WRITTEN PROBLEM
Gather all lines with "Friend" from the records.

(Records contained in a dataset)

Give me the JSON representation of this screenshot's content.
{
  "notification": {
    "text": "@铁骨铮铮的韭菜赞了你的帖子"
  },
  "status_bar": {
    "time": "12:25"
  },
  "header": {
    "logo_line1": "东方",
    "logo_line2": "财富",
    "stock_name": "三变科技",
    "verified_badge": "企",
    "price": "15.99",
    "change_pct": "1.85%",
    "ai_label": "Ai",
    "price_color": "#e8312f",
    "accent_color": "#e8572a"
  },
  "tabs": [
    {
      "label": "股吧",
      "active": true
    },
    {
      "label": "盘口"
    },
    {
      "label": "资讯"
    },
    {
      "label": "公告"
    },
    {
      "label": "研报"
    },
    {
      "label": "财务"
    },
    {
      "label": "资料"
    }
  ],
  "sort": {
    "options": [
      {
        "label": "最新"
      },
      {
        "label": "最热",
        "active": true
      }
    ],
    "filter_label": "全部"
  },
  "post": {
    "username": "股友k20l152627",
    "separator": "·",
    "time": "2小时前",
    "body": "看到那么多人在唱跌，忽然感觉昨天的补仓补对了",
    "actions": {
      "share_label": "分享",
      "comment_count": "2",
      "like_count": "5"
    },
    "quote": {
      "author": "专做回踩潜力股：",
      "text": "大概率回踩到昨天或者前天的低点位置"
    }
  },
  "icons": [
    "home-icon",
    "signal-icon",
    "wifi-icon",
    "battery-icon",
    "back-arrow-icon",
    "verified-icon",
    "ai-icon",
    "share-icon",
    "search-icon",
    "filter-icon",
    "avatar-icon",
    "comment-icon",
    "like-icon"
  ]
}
--
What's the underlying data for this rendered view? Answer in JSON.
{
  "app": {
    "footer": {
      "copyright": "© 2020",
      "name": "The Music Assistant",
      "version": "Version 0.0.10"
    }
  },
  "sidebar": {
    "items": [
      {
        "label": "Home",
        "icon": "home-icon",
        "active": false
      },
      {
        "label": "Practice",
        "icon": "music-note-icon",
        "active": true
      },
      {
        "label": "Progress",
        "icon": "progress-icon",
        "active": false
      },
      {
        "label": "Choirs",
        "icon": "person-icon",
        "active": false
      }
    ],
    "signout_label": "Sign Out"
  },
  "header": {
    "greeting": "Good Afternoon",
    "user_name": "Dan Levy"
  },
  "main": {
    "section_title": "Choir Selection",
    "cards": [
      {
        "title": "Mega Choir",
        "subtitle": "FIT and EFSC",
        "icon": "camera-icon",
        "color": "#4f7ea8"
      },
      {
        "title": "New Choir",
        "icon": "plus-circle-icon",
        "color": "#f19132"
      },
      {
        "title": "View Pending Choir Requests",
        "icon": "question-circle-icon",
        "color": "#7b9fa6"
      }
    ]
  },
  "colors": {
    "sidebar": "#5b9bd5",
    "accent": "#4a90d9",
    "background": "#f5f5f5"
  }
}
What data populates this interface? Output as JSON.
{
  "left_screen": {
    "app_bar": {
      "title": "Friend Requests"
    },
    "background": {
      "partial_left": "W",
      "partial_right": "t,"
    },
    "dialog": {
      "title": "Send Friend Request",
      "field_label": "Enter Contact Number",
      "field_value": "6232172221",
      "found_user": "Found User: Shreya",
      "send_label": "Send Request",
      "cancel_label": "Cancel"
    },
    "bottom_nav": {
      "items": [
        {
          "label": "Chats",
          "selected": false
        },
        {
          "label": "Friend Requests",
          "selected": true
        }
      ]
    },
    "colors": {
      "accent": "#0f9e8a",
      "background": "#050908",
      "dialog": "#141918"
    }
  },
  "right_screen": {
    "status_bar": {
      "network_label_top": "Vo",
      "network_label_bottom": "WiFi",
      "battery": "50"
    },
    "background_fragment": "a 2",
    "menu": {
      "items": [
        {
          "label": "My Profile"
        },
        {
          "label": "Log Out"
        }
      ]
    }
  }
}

EXERCISE RESULT
      "title": "Friend Requests"
      "title": "Send Friend Request",
          "label": "Friend Requests",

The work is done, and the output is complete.